Input material:
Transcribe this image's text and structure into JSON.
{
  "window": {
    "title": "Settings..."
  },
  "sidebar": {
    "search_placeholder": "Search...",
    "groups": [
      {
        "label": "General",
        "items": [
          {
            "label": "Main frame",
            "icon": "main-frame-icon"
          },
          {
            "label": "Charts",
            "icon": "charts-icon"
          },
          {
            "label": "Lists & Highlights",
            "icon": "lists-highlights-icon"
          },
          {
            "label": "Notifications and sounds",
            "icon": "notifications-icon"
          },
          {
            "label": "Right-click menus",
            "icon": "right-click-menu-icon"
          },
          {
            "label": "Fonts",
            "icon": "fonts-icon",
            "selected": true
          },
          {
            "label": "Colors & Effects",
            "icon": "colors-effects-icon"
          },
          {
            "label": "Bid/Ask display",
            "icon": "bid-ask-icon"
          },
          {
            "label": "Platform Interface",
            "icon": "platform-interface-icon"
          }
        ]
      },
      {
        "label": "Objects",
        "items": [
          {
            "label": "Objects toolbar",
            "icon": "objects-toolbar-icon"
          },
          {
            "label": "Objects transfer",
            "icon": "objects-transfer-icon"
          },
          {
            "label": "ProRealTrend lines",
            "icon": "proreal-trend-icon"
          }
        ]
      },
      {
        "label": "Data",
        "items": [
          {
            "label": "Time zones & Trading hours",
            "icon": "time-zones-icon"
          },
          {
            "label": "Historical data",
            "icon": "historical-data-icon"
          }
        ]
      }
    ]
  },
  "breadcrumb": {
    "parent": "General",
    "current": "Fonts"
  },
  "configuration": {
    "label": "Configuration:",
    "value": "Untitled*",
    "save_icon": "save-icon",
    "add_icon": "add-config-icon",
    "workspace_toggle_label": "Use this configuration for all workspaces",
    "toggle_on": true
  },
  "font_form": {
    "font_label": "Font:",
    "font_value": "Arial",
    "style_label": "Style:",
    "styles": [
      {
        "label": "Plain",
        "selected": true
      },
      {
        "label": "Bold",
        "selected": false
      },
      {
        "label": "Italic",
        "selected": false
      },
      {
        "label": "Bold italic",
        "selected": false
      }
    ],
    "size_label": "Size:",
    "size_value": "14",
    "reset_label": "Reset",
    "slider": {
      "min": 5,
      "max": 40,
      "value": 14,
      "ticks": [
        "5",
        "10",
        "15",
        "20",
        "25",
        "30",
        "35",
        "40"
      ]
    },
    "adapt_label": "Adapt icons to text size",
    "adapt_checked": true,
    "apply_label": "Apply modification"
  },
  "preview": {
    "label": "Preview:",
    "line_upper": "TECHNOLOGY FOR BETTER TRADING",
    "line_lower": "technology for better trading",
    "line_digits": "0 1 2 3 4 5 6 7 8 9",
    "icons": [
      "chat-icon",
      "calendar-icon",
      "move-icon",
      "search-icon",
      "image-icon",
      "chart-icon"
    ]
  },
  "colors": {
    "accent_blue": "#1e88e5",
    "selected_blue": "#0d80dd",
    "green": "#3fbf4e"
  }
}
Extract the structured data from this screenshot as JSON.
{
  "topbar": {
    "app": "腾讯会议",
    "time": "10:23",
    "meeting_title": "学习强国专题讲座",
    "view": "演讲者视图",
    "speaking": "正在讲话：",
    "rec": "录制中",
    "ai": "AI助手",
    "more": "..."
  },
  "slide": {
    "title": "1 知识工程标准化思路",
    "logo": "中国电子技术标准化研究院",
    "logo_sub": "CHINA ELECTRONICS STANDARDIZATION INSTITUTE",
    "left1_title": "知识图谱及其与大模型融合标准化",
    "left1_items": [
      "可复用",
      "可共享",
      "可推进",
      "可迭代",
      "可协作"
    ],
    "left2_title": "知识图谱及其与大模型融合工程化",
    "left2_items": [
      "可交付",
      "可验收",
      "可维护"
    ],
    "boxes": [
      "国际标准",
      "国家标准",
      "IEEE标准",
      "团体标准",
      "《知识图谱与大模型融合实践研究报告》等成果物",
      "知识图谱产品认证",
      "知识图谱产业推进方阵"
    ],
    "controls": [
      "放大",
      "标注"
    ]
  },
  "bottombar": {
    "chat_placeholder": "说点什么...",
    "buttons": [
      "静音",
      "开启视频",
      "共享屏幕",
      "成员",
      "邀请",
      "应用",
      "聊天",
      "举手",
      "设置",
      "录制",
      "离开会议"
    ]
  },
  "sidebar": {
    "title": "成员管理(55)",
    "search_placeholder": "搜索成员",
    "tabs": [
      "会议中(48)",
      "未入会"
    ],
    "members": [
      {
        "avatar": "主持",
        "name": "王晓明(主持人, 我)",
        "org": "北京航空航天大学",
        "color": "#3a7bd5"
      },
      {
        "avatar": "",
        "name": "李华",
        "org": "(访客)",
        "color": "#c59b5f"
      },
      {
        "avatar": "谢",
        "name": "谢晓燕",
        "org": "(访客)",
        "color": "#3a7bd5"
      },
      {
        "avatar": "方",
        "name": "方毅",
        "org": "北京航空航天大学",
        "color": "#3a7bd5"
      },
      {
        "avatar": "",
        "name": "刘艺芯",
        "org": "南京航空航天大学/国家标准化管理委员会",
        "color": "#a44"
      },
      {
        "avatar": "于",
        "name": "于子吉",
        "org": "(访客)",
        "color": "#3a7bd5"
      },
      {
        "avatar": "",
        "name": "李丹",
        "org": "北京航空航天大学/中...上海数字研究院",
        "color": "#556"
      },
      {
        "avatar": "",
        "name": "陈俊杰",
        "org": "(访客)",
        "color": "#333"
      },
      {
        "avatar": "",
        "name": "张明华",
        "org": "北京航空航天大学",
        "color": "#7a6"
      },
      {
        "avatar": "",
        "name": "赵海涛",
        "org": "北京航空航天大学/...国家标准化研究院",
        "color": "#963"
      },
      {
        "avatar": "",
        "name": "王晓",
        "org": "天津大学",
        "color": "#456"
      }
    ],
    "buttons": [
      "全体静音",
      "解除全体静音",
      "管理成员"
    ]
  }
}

Stated goal:
Every line of the data above should be reproduced word for word.

Expected answer:
Transcribe this image's text and structure into JSON.
{
  "window": {
    "title": "Settings..."
  },
  "sidebar": {
    "search_placeholder": "Search...",
    "groups": [
      {
        "label": "General",
        "items": [
          {
            "label": "Main frame",
            "icon": "main-frame-icon"
          },
          {
            "label": "Charts",
            "icon": "charts-icon"
          },
          {
            "label": "Lists & Highlights",
            "icon": "lists-highlights-icon"
          },
          {
            "label": "Notifications and sounds",
            "icon": "notifications-icon"
          },
          {
            "label": "Right-click menus",
            "icon": "right-click-menu-icon"
          },
          {
            "label": "Fonts",
            "icon": "fonts-icon",
            "selected": true
          },
          {
            "label": "Colors & Effects",
            "icon": "colors-effects-icon"
          },
          {
            "label": "Bid/Ask display",
            "icon": "bid-ask-icon"
          },
          {
            "label": "Platform Interface",
            "icon": "platform-interface-icon"
          }
        ]
      },
      {
        "label": "Objects",
        "items": [
          {
            "label": "Objects toolbar",
            "icon": "objects-toolbar-icon"
          },
          {
            "label": "Objects transfer",
            "icon": "objects-transfer-icon"
          },
          {
            "label": "ProRealTrend lines",
            "icon": "proreal-trend-icon"
          }
        ]
      },
      {
        "label": "Data",
        "items": [
          {
            "label": "Time zones & Trading hours",
            "icon": "time-zones-icon"
          },
          {
            "label": "Historical data",
            "icon": "historical-data-icon"
          }
        ]
      }
    ]
  },
  "breadcrumb": {
    "parent": "General",
    "current": "Fonts"
  },
  "configuration": {
    "label": "Configuration:",
    "value": "Untitled*",
    "save_icon": "save-icon",
    "add_icon": "add-config-icon",
    "workspace_toggle_label": "Use this configuration for all workspaces",
    "toggle_on": true
  },
  "font_form": {
    "font_label": "Font:",
    "font_value": "Arial",
    "style_label": "Style:",
    "styles": [
      {
        "label": "Plain",
        "selected": true
      },
      {
        "label": "Bold",
        "selected": false
      },
      {
        "label": "Italic",
        "selected": false
      },
      {
        "label": "Bold italic",
        "selected": false
      }
    ],
    "size_label": "Size:",
    "size_value": "14",
    "reset_label": "Reset",
    "slider": {
      "min": 5,
      "max": 40,
      "value": 14,
      "ticks": [
        "5",
        "10",
        "15",
        "20",
        "25",
        "30",
        "35",
        "40"
      ]
    },
    "adapt_label": "Adapt icons to text size",
    "adapt_checked": true,
    "apply_label": "Apply modification"
  },
  "preview": {
    "label": "Preview:",
    "line_upper": "TECHNOLOGY FOR BETTER TRADING",
    "line_lower": "technology for better trading",
    "line_digits": "0 1 2 3 4 5 6 7 8 9",
    "icons": [
      "chat-icon",
      "calendar-icon",
      "move-icon",
      "search-icon",
      "image-icon",
      "chart-icon"
    ]
  },
  "colors": {
    "accent_blue": "#1e88e5",
    "selected_blue": "#0d80dd",
    "green": "#3fbf4e"
  }
}
Extract the structured data from this screenshot as JSON.
{
  "topbar": {
    "app": "腾讯会议",
    "time": "10:23",
    "meeting_title": "学习强国专题讲座",
    "view": "演讲者视图",
    "speaking": "正在讲话：",
    "rec": "录制中",
    "ai": "AI助手",
    "more": "..."
  },
  "slide": {
    "title": "1 知识工程标准化思路",
    "logo": "中国电子技术标准化研究院",
    "logo_sub": "CHINA ELECTRONICS STANDARDIZATION INSTITUTE",
    "left1_title": "知识图谱及其与大模型融合标准化",
    "left1_items": [
      "可复用",
      "可共享",
      "可推进",
      "可迭代",
      "可协作"
    ],
    "left2_title": "知识图谱及其与大模型融合工程化",
    "left2_items": [
      "可交付",
      "可验收",
      "可维护"
    ],
    "boxes": [
      "国际标准",
      "国家标准",
      "IEEE标准",
      "团体标准",
      "《知识图谱与大模型融合实践研究报告》等成果物",
      "知识图谱产品认证",
      "知识图谱产业推进方阵"
    ],
    "controls": [
      "放大",
      "标注"
    ]
  },
  "bottombar": {
    "chat_placeholder": "说点什么...",
    "buttons": [
      "静音",
      "开启视频",
      "共享屏幕",
      "成员",
      "邀请",
      "应用",
      "聊天",
      "举手",
      "设置",
      "录制",
      "离开会议"
    ]
  },
  "sidebar": {
    "title": "成员管理(55)",
    "search_placeholder": "搜索成员",
    "tabs": [
      "会议中(48)",
      "未入会"
    ],
    "members": [
      {
        "avatar": "主持",
        "name": "王晓明(主持人, 我)",
        "org": "北京航空航天大学",
        "color": "#3a7bd5"
      },
      {
        "avatar": "",
        "name": "李华",
        "org": "(访客)",
        "color": "#c59b5f"
      },
      {
        "avatar": "谢",
        "name": "谢晓燕",
        "org": "(访客)",
        "color": "#3a7bd5"
      },
      {
        "avatar": "方",
        "name": "方毅",
        "org": "北京航空航天大学",
        "color": "#3a7bd5"
      },
      {
        "avatar": "",
        "name": "刘艺芯",
        "org": "南京航空航天大学/国家标准化管理委员会",
        "color": "#a44"
      },
      {
        "avatar": "于",
        "name": "于子吉",
        "org": "(访客)",
        "color": "#3a7bd5"
      },
      {
        "avatar": "",
        "name": "李丹",
        "org": "北京航空航天大学/中...上海数字研究院",
        "color": "#556"
      },
      {
        "avatar": "",
        "name": "陈俊杰",
        "org": "(访客)",
        "color": "#333"
      },
      {
        "avatar": "",
        "name": "张明华",
        "org": "北京航空航天大学",
        "color": "#7a6"
      },
      {
        "avatar": "",
        "name": "赵海涛",
        "org": "北京航空航天大学/...国家标准化研究院",
        "color": "#963"
      },
      {
        "avatar": "",
        "name": "王晓",
        "org": "天津大学",
        "color": "#456"
      }
    ],
    "buttons": [
      "全体静音",
      "解除全体静音",
      "管理成员"
    ]
  }
}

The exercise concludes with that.